───── Records for the task ─────

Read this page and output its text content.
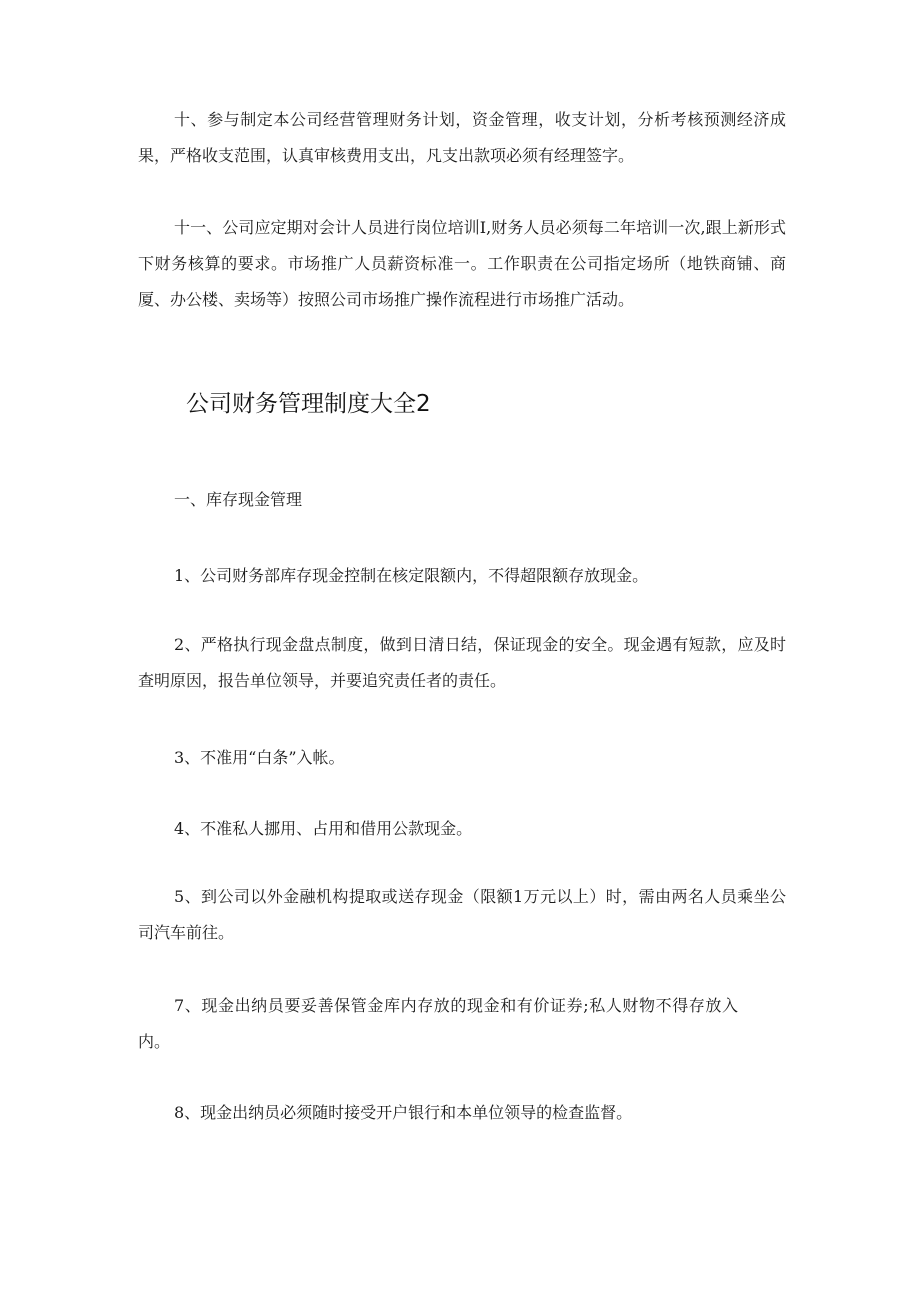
十、参与制定本公司经营管理财务计划，资金管理，收支计划，分析考核预测经济成果，严格收支范围，认真审核费用支出，凡支出款项必须有经理签字。

十一、公司应定期对会计人员进行岗位培训I,财务人员必须每二年培训一次,跟上新形式下财务核算的要求。市场推广人员薪资标准一。工作职责在公司指定场所（地铁商铺、商厦、办公楼、卖场等）按照公司市场推广操作流程进行市场推广活动。

公司财务管理制度大全2

一、库存现金管理

1、公司财务部库存现金控制在核定限额内，不得超限额存放现金。

2、严格执行现金盘点制度，做到日清日结，保证现金的安全。现金遇有短款，应及时查明原因，报告单位领导，并要追究责任者的责任。

3、不准用“白条”入帐。

4、不准私人挪用、占用和借用公款现金。

5、到公司以外金融机构提取或送存现金（限额1万元以上）时，需由两名人员乘坐公司汽车前往。

7、现金出纳员要妥善保管金库内存放的现金和有价证券;私人财物不得存放入内。

8、现金出纳员必须随时接受开户银行和本单位领导的检查监督。
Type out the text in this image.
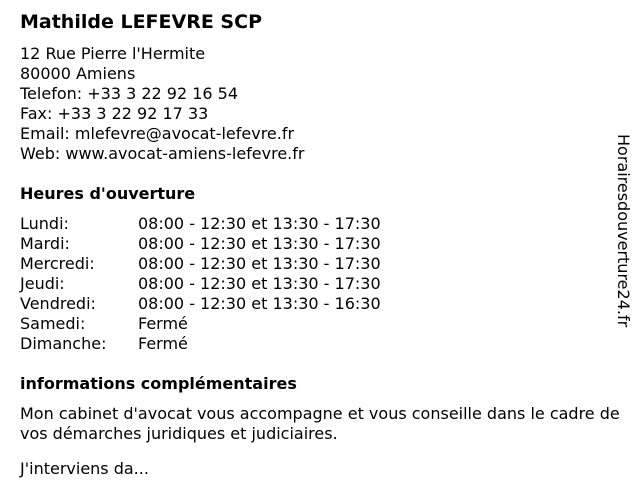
Mathilde LEFEVRE SCP
12 Rue Pierre l'Hermite
80000 Amiens
Telefon: +33 3 22 92 16 54
Fax: +33 3 22 92 17 33
Email: mlefevre@avocat-lefevre.fr
Web: www.avocat-amiens-lefevre.fr
Heures d'ouverture
Lundi:	08:00 - 12:30 et 13:30 - 17:30
Mardi:	08:00 - 12:30 et 13:30 - 17:30
Mercredi:	08:00 - 12:30 et 13:30 - 17:30
Jeudi:	08:00 - 12:30 et 13:30 - 17:30
Vendredi:	08:00 - 12:30 et 13:30 - 16:30
Samedi:	Fermé
Dimanche:	Fermé
informations complémentaires
Mon cabinet d'avocat vous accompagne et vous conseille dans le cadre de vos démarches juridiques et judiciaires.
J'interviens da...
Horairesdouverture24.fr
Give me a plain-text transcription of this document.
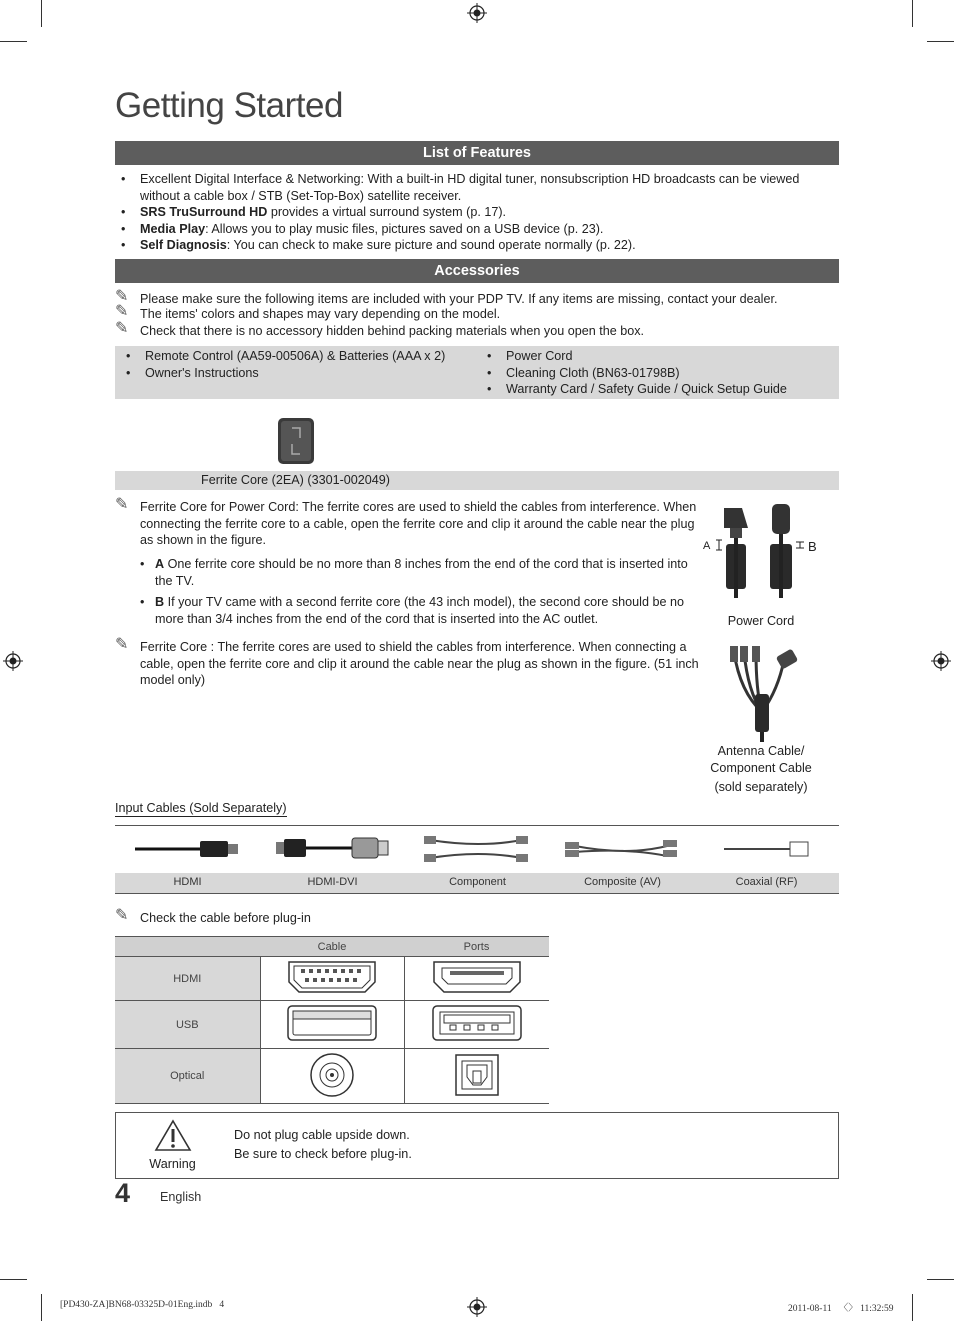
Getting Started
List of Features
• Excellent Digital Interface & Networking: With a built-in HD digital tuner, nonsubscription HD broadcasts can be viewed without a cable box / STB (Set-Top-Box) satellite receiver.
• SRS TruSurround HD provides a virtual surround system (p. 17).
• Media Play: Allows you to play music files, pictures saved on a USB device (p. 23).
• Self Diagnosis: You can check to make sure picture and sound operate normally (p. 22).
Accessories
✎ Please make sure the following items are included with your PDP TV. If any items are missing, contact your dealer.
✎ The items' colors and shapes may vary depending on the model.
✎ Check that there is no accessory hidden behind packing materials when you open the box.
• Remote Control (AA59-00506A) & Batteries (AAA x 2)
• Owner's Instructions
• Power Cord
• Cleaning Cloth (BN63-01798B)
• Warranty Card / Safety Guide / Quick Setup Guide
Ferrite Core (2EA) (3301-002049)
✎ Ferrite Core for Power Cord: The ferrite cores are used to shield the cables from interference. When connecting the ferrite core to a cable, open the ferrite core and clip it around the cable near the plug as shown in the figure.
• A One ferrite core should be no more than 8 inches from the end of the cord that is inserted into the TV.
• B If your TV came with a second ferrite core (the 43 inch model), the second core should be no more than 3/4 inches from the end of the cord that is inserted into the AC outlet.
✎ Ferrite Core : The ferrite cores are used to shield the cables from interference. When connecting a cable, open the ferrite core and clip it around the cable near the plug as shown in the figure. (51 inch model only)
A	B
Power Cord
Antenna Cable/
Component Cable
(sold separately)
Input Cables (Sold Separately)
HDMI	HDMI-DVI	Component	Composite (AV)	Coaxial (RF)
✎ Check the cable before plug-in
	Cable	Ports
HDMI		
USB		
Optical		
Warning
Do not plug cable upside down.
Be sure to check before plug-in.
4 English
[PD430-ZA]BN68-03325D-01Eng.indb   4	2011-08-11   〈〉 11:32:59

─────

• Goal: Repeat the lines above exactly, and keep every picture out.

• Solved exercise:
Read this page and output its text content.
十、参与制定本公司经营管理财务计划，资金管理，收支计划，分析考核预测经济成果，严格收支范围，认真审核费用支出，凡支出款项必须有经理签字。

十一、公司应定期对会计人员进行岗位培训I,财务人员必须每二年培训一次,跟上新形式下财务核算的要求。市场推广人员薪资标准一。工作职责在公司指定场所（地铁商铺、商厦、办公楼、卖场等）按照公司市场推广操作流程进行市场推广活动。

公司财务管理制度大全2

一、库存现金管理

1、公司财务部库存现金控制在核定限额内，不得超限额存放现金。

2、严格执行现金盘点制度，做到日清日结，保证现金的安全。现金遇有短款，应及时查明原因，报告单位领导，并要追究责任者的责任。

3、不准用“白条”入帐。

4、不准私人挪用、占用和借用公款现金。

5、到公司以外金融机构提取或送存现金（限额1万元以上）时，需由两名人员乘坐公司汽车前往。

7、现金出纳员要妥善保管金库内存放的现金和有价证券;私人财物不得存放入内。

8、现金出纳员必须随时接受开户银行和本单位领导的检查监督。
Type out the text in this image.
Mathilde LEFEVRE SCP
12 Rue Pierre l'Hermite
80000 Amiens
Telefon: +33 3 22 92 16 54
Fax: +33 3 22 92 17 33
Email: mlefevre@avocat-lefevre.fr
Web: www.avocat-amiens-lefevre.fr
Heures d'ouverture
Lundi:	08:00 - 12:30 et 13:30 - 17:30
Mardi:	08:00 - 12:30 et 13:30 - 17:30
Mercredi:	08:00 - 12:30 et 13:30 - 17:30
Jeudi:	08:00 - 12:30 et 13:30 - 17:30
Vendredi:	08:00 - 12:30 et 13:30 - 16:30
Samedi:	Fermé
Dimanche:	Fermé
informations complémentaires
Mon cabinet d'avocat vous accompagne et vous conseille dans le cadre de vos démarches juridiques et judiciaires.
J'interviens da...
Horairesdouverture24.fr
Give me a plain-text transcription of this document.
Getting Started
List of Features
• Excellent Digital Interface & Networking: With a built-in HD digital tuner, nonsubscription HD broadcasts can be viewed without a cable box / STB (Set-Top-Box) satellite receiver.
• SRS TruSurround HD provides a virtual surround system (p. 17).
• Media Play: Allows you to play music files, pictures saved on a USB device (p. 23).
• Self Diagnosis: You can check to make sure picture and sound operate normally (p. 22).
Accessories
✎ Please make sure the following items are included with your PDP TV. If any items are missing, contact your dealer.
✎ The items' colors and shapes may vary depending on the model.
✎ Check that there is no accessory hidden behind packing materials when you open the box.
• Remote Control (AA59-00506A) & Batteries (AAA x 2)
• Owner's Instructions
• Power Cord
• Cleaning Cloth (BN63-01798B)
• Warranty Card / Safety Guide / Quick Setup Guide
Ferrite Core (2EA) (3301-002049)
✎ Ferrite Core for Power Cord: The ferrite cores are used to shield the cables from interference. When connecting the ferrite core to a cable, open the ferrite core and clip it around the cable near the plug as shown in the figure.
• A One ferrite core should be no more than 8 inches from the end of the cord that is inserted into the TV.
• B If your TV came with a second ferrite core (the 43 inch model), the second core should be no more than 3/4 inches from the end of the cord that is inserted into the AC outlet.
✎ Ferrite Core : The ferrite cores are used to shield the cables from interference. When connecting a cable, open the ferrite core and clip it around the cable near the plug as shown in the figure. (51 inch model only)
A	B
Power Cord
Antenna Cable/
Component Cable
(sold separately)
Input Cables (Sold Separately)
HDMI	HDMI-DVI	Component	Composite (AV)	Coaxial (RF)
✎ Check the cable before plug-in
	Cable	Ports
HDMI		
USB		
Optical		
Warning
Do not plug cable upside down.
Be sure to check before plug-in.
4 English
[PD430-ZA]BN68-03325D-01Eng.indb   4	2011-08-11   〈〉 11:32:59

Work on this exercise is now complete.